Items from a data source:
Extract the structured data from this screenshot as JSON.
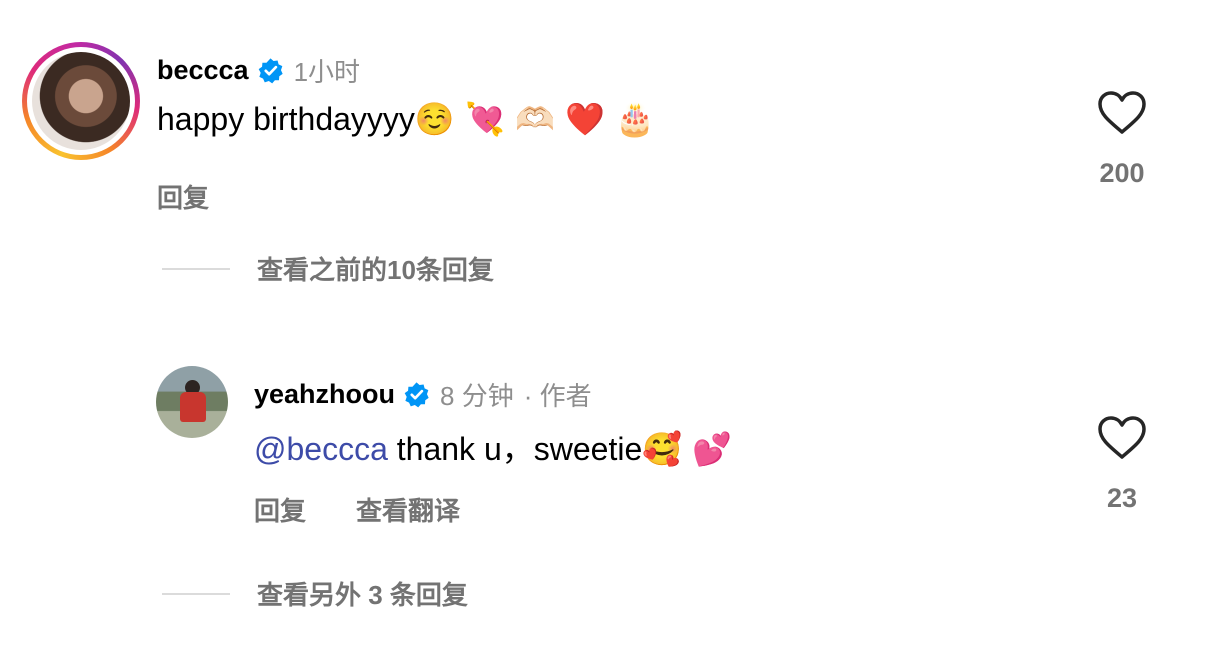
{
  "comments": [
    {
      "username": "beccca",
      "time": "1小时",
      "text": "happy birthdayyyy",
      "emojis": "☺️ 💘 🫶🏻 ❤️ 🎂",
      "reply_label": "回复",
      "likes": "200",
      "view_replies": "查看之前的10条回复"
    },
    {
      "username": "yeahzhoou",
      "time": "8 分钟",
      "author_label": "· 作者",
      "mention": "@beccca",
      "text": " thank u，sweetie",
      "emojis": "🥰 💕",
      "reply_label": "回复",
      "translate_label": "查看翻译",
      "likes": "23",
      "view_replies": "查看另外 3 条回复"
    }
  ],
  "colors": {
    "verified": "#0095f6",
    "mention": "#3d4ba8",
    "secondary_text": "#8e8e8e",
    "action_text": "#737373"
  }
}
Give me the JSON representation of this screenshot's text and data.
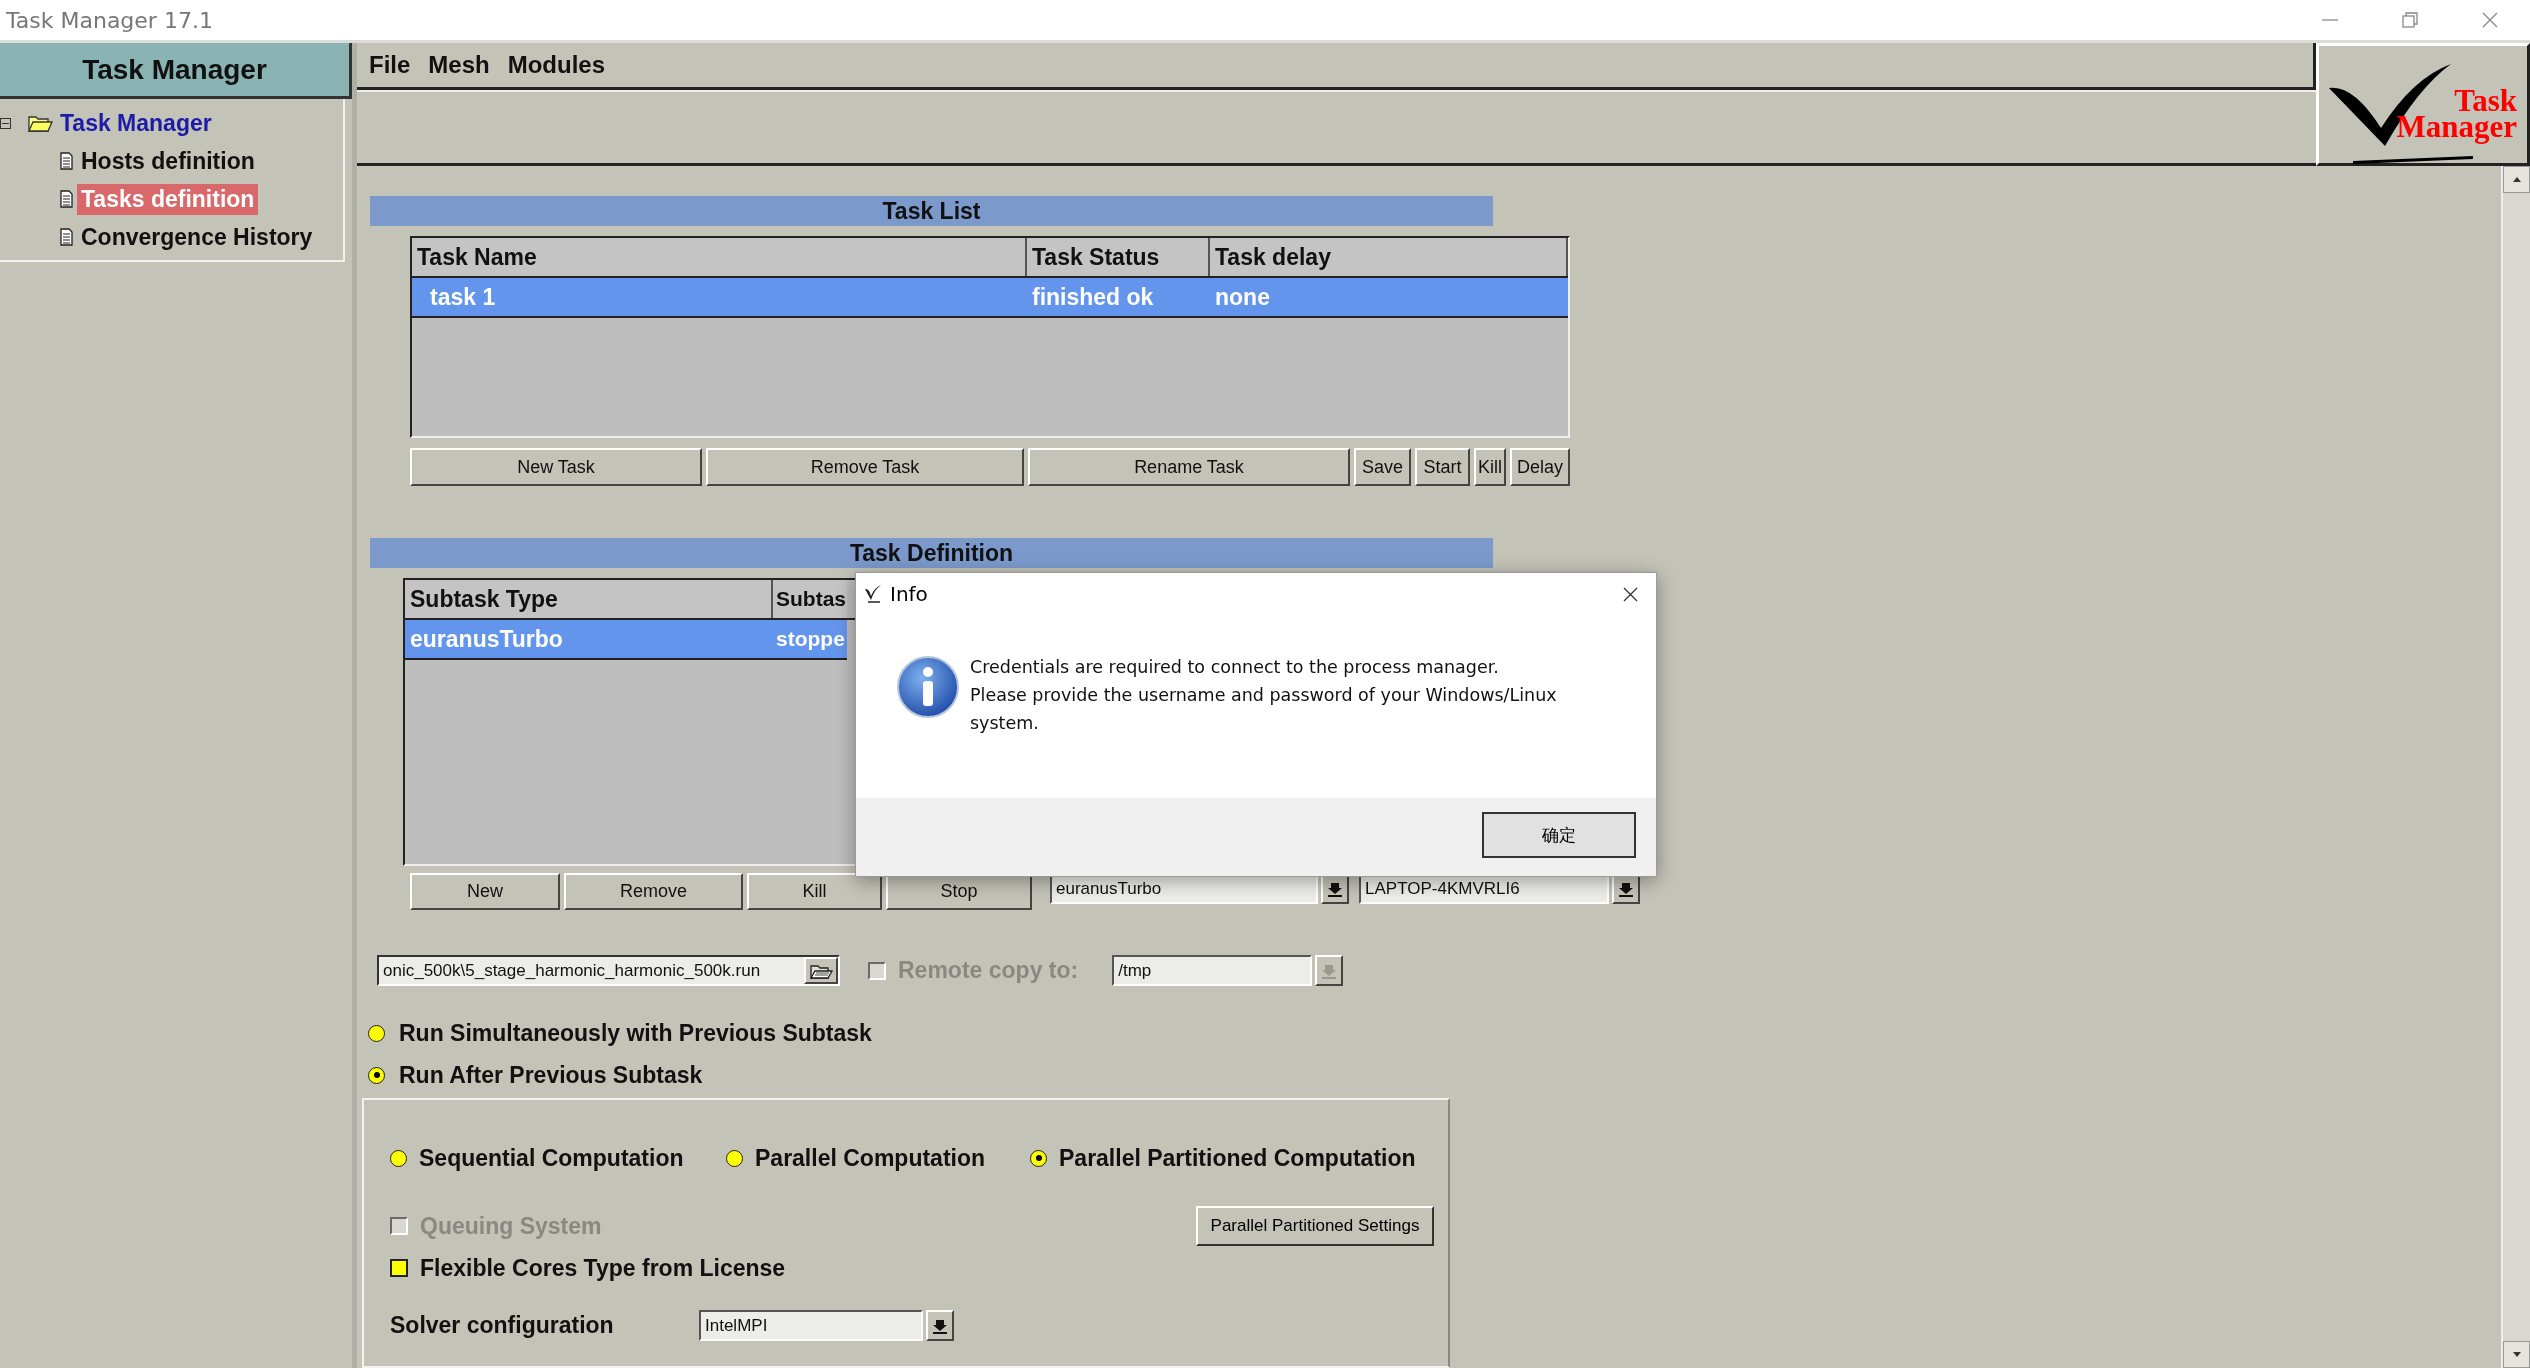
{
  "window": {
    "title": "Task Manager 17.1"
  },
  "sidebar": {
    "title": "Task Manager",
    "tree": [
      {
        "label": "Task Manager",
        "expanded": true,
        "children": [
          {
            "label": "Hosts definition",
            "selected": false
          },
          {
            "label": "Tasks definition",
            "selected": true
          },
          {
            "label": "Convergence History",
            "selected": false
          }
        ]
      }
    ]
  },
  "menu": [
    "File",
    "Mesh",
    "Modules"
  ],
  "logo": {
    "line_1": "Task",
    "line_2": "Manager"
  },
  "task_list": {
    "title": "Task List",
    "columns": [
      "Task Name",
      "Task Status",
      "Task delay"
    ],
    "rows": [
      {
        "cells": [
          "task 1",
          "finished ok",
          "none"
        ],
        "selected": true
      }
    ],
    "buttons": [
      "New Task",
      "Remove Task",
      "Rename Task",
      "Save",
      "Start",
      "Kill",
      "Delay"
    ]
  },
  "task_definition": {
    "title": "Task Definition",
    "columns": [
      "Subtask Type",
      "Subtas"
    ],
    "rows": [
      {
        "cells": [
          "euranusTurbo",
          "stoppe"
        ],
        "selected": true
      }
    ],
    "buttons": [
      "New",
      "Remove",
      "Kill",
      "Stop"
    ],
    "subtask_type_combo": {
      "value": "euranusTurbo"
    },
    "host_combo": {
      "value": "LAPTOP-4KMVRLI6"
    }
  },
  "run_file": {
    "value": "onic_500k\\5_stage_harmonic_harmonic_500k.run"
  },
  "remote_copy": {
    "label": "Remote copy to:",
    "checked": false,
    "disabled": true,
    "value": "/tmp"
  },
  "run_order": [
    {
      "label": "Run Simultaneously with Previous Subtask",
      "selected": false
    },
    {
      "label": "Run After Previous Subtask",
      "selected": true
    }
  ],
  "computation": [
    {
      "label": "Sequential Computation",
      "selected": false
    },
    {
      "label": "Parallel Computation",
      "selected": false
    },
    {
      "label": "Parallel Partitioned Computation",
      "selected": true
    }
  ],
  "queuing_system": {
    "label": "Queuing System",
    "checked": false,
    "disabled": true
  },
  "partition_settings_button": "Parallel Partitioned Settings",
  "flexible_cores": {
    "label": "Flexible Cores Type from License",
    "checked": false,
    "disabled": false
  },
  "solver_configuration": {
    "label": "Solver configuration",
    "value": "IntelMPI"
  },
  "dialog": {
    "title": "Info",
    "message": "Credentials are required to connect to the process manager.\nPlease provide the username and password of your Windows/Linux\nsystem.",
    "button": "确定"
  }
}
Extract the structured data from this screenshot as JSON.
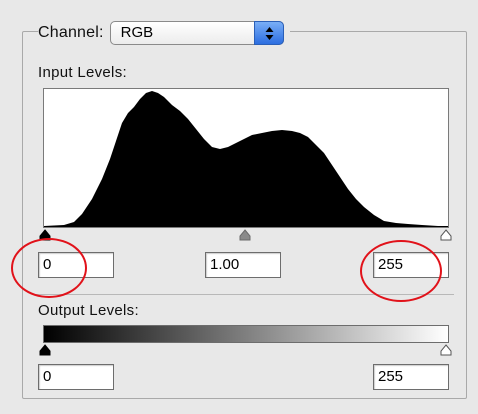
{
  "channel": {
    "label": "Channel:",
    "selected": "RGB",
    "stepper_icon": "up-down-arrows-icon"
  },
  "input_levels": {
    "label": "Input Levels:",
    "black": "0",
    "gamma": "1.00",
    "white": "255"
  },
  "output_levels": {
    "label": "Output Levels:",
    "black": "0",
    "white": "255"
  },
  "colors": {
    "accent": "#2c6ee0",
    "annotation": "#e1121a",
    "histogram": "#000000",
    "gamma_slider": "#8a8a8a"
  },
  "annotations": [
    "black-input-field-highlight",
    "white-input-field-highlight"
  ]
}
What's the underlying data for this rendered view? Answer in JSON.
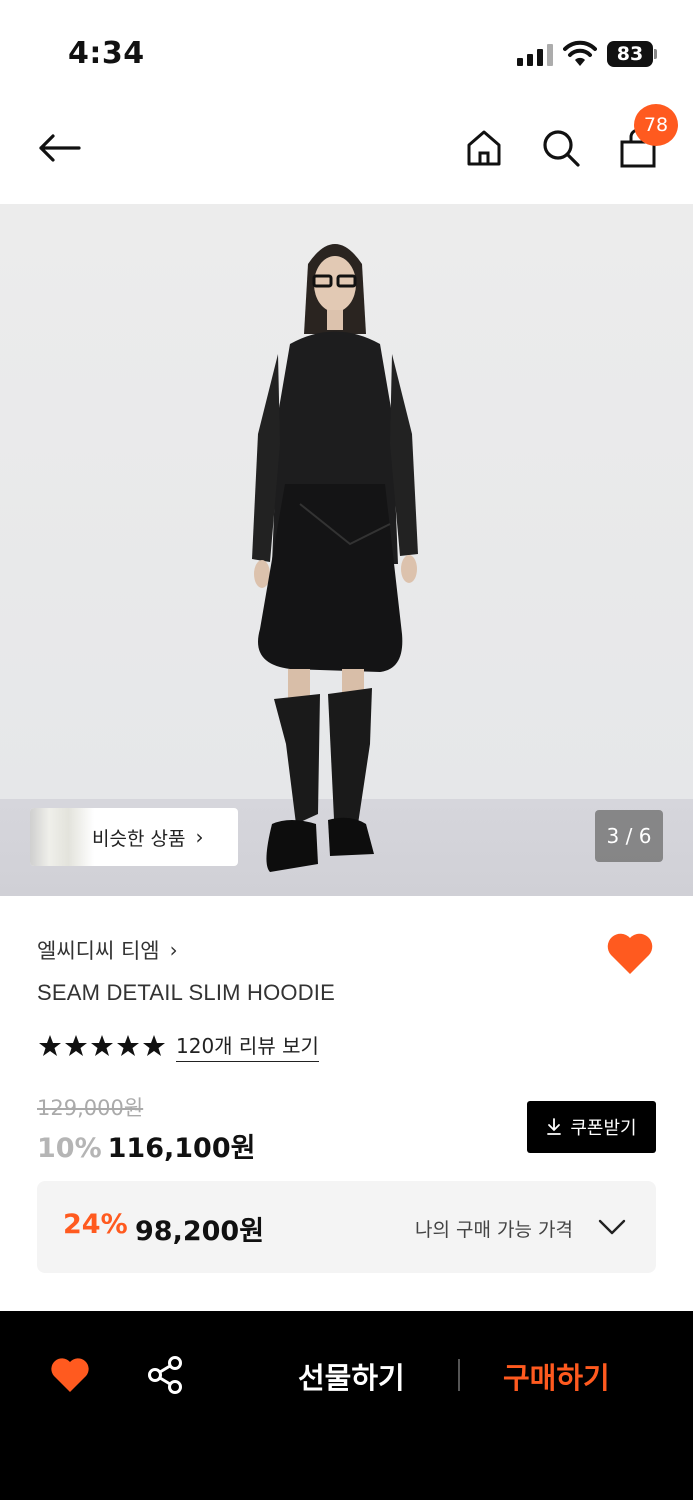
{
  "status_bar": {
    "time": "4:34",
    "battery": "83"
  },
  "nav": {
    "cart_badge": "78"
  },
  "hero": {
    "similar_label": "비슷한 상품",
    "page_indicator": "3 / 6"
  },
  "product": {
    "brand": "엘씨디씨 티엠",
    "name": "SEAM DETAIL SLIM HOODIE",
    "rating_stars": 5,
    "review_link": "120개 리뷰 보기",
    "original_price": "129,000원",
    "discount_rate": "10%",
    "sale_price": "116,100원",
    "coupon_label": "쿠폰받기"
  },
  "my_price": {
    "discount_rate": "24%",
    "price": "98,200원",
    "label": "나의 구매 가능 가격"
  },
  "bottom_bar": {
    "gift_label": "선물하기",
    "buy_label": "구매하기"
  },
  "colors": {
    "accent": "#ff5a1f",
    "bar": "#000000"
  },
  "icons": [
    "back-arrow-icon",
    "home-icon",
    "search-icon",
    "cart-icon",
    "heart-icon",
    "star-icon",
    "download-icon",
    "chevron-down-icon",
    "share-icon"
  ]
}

__Request__:
From the data above, show each line that contains "Previous".

__Response to the task__:
      "label": "Run Simultaneously with Previous Subtask",
      "label": "Run After Previous Subtask",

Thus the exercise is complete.